─── Supplied data ───

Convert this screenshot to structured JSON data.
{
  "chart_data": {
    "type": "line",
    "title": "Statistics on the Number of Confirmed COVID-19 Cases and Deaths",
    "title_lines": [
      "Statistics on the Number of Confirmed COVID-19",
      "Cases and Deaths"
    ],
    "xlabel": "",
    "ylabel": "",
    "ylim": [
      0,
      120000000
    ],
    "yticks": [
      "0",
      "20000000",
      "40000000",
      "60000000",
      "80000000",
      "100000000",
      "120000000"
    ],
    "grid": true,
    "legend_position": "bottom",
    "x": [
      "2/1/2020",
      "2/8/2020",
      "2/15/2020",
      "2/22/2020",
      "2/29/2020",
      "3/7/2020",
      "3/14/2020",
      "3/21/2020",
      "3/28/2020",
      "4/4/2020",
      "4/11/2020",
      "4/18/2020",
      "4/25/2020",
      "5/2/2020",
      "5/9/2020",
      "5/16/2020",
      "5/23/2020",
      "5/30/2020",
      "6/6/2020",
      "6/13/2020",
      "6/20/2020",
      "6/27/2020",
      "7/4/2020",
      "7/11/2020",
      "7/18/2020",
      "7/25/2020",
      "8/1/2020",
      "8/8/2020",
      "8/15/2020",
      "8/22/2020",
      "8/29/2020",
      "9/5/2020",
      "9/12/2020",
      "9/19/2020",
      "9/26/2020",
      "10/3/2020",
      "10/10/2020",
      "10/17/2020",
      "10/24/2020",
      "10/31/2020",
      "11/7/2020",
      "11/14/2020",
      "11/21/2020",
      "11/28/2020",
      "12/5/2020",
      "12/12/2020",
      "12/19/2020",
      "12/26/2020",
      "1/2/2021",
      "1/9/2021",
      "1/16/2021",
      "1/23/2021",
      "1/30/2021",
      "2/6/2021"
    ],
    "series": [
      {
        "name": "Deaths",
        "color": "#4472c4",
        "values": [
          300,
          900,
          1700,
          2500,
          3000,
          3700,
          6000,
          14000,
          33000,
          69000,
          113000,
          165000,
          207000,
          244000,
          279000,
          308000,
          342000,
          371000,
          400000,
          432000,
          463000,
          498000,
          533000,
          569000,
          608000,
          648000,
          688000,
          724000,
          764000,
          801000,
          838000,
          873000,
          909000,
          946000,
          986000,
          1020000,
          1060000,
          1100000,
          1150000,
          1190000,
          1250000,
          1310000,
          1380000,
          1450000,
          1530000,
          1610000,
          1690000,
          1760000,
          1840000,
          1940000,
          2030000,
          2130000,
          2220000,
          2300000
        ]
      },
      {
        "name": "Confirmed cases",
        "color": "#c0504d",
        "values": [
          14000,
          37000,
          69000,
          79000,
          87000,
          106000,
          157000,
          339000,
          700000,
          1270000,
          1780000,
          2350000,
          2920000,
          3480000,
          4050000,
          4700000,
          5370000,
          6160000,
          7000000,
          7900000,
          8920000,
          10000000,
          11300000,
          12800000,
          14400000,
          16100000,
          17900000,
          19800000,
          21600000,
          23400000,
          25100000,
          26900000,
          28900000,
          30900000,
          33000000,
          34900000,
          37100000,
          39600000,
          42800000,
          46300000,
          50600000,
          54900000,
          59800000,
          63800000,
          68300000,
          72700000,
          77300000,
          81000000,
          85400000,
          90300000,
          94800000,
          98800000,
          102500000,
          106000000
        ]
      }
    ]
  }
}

───

Requirement ▸ Go through the material above and count the lines that include "Deaths". Give the number alone.

Correct response ▸ 3